## Start RECORD EXTRACTS
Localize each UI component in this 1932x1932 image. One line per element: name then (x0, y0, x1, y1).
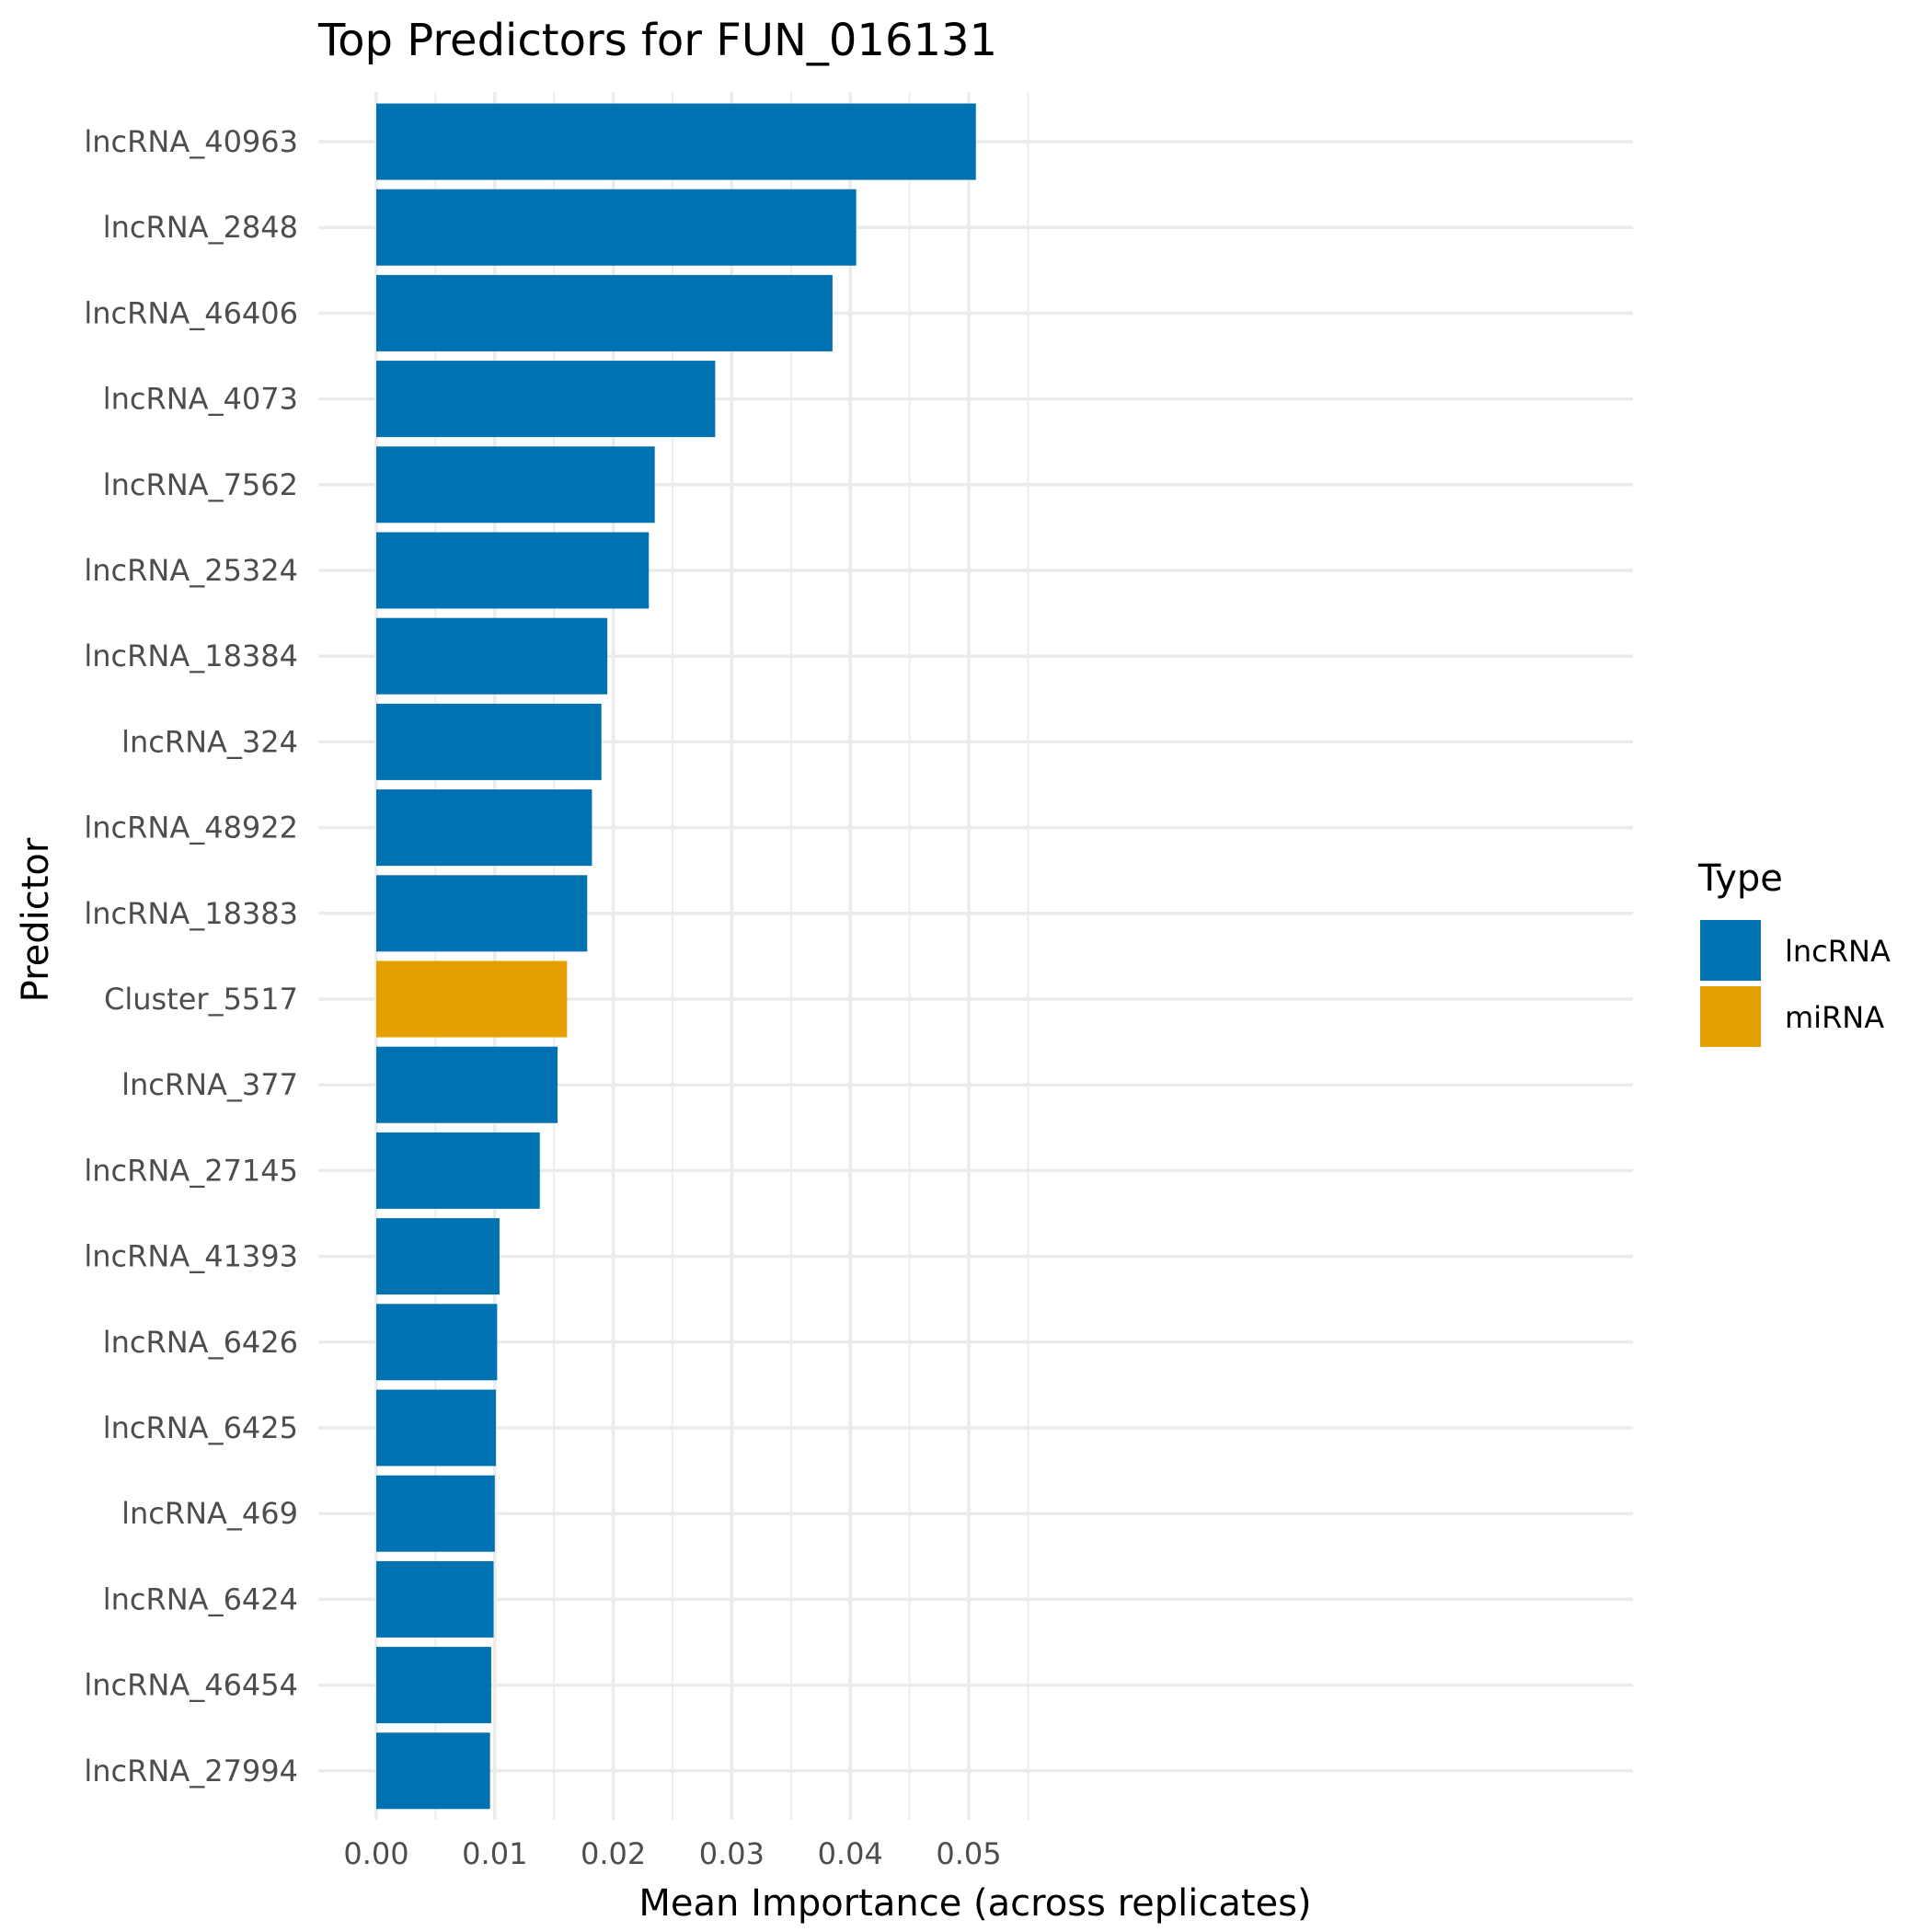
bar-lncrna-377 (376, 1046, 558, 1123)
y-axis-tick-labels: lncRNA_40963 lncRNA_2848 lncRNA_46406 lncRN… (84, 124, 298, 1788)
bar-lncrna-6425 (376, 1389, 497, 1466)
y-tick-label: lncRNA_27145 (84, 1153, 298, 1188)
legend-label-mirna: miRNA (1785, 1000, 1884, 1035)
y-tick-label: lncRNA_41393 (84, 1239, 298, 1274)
## End RECORD EXTRACTS
**AIM OF THE EXERCISE**
Reproduce every line of the records above without changing a single character, and leave out the pictures.

**IN RESPONSE**
Localize each UI component in this 1932x1932 image. One line per element: name then (x0, y0, x1, y1).
bar-lncrna-377 (376, 1046, 558, 1123)
y-axis-tick-labels: lncRNA_40963 lncRNA_2848 lncRNA_46406 lncRN… (84, 124, 298, 1788)
bar-lncrna-6425 (376, 1389, 497, 1466)
y-tick-label: lncRNA_27145 (84, 1153, 298, 1188)
legend-label-mirna: miRNA (1785, 1000, 1884, 1035)
y-tick-label: lncRNA_41393 (84, 1239, 298, 1274)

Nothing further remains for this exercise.